MATERIAL PROVIDED start
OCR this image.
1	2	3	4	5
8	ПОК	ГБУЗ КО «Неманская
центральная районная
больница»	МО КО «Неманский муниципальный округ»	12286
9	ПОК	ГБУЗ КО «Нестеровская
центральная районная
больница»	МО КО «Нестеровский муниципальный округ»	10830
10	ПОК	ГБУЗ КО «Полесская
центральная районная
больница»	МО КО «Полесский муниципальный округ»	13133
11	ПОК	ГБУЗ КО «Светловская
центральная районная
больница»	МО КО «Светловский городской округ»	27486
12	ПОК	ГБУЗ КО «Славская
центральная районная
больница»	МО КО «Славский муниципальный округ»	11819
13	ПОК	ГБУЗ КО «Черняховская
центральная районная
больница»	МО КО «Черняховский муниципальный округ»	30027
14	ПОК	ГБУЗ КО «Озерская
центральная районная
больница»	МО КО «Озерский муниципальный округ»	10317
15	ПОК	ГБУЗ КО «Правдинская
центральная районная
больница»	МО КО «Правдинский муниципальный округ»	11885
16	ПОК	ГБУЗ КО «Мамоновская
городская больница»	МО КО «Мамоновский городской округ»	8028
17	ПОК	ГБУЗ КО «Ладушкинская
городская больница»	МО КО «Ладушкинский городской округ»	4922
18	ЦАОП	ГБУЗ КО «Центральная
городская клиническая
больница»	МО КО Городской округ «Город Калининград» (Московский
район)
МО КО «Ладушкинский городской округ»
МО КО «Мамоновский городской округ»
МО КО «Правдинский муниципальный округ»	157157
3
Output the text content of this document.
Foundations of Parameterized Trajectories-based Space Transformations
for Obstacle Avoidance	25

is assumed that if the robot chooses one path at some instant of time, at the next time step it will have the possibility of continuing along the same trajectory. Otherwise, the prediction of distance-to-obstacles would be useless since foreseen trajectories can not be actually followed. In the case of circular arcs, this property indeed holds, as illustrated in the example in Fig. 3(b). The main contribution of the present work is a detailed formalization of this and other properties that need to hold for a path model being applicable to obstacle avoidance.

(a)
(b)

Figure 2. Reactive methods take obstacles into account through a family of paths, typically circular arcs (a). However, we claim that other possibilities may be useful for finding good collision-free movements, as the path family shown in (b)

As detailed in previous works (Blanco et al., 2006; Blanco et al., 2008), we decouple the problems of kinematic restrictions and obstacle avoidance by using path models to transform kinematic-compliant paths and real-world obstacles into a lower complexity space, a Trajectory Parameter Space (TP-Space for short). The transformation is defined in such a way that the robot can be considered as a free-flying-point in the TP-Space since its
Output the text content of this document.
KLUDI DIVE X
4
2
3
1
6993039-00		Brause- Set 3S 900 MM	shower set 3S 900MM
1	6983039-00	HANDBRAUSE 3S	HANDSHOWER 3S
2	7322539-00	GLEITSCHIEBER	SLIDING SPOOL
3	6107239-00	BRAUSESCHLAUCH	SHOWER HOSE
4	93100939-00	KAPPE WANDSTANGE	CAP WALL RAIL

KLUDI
MATERIAL PROVIDED end
▸ REQUEST
Reproduce the material exactly, with every line intact.

▸ REPLY TO THE TASK
OCR this image.
1	2	3	4	5
8	ПОК	ГБУЗ КО «Неманская
центральная районная
больница»	МО КО «Неманский муниципальный округ»	12286
9	ПОК	ГБУЗ КО «Нестеровская
центральная районная
больница»	МО КО «Нестеровский муниципальный округ»	10830
10	ПОК	ГБУЗ КО «Полесская
центральная районная
больница»	МО КО «Полесский муниципальный округ»	13133
11	ПОК	ГБУЗ КО «Светловская
центральная районная
больница»	МО КО «Светловский городской округ»	27486
12	ПОК	ГБУЗ КО «Славская
центральная районная
больница»	МО КО «Славский муниципальный округ»	11819
13	ПОК	ГБУЗ КО «Черняховская
центральная районная
больница»	МО КО «Черняховский муниципальный округ»	30027
14	ПОК	ГБУЗ КО «Озерская
центральная районная
больница»	МО КО «Озерский муниципальный округ»	10317
15	ПОК	ГБУЗ КО «Правдинская
центральная районная
больница»	МО КО «Правдинский муниципальный округ»	11885
16	ПОК	ГБУЗ КО «Мамоновская
городская больница»	МО КО «Мамоновский городской округ»	8028
17	ПОК	ГБУЗ КО «Ладушкинская
городская больница»	МО КО «Ладушкинский городской округ»	4922
18	ЦАОП	ГБУЗ КО «Центральная
городская клиническая
больница»	МО КО Городской округ «Город Калининград» (Московский
район)
МО КО «Ладушкинский городской округ»
МО КО «Мамоновский городской округ»
МО КО «Правдинский муниципальный округ»	157157
3
Output the text content of this document.
Foundations of Parameterized Trajectories-based Space Transformations
for Obstacle Avoidance	25

is assumed that if the robot chooses one path at some instant of time, at the next time step it will have the possibility of continuing along the same trajectory. Otherwise, the prediction of distance-to-obstacles would be useless since foreseen trajectories can not be actually followed. In the case of circular arcs, this property indeed holds, as illustrated in the example in Fig. 3(b). The main contribution of the present work is a detailed formalization of this and other properties that need to hold for a path model being applicable to obstacle avoidance.

(a)
(b)

Figure 2. Reactive methods take obstacles into account through a family of paths, typically circular arcs (a). However, we claim that other possibilities may be useful for finding good collision-free movements, as the path family shown in (b)

As detailed in previous works (Blanco et al., 2006; Blanco et al., 2008), we decouple the problems of kinematic restrictions and obstacle avoidance by using path models to transform kinematic-compliant paths and real-world obstacles into a lower complexity space, a Trajectory Parameter Space (TP-Space for short). The transformation is defined in such a way that the robot can be considered as a free-flying-point in the TP-Space since its
Output the text content of this document.
KLUDI DIVE X
4
2
3
1
6993039-00		Brause- Set 3S 900 MM	shower set 3S 900MM
1	6983039-00	HANDBRAUSE 3S	HANDSHOWER 3S
2	7322539-00	GLEITSCHIEBER	SLIDING SPOOL
3	6107239-00	BRAUSESCHLAUCH	SHOWER HOSE
4	93100939-00	KAPPE WANDSTANGE	CAP WALL RAIL

KLUDI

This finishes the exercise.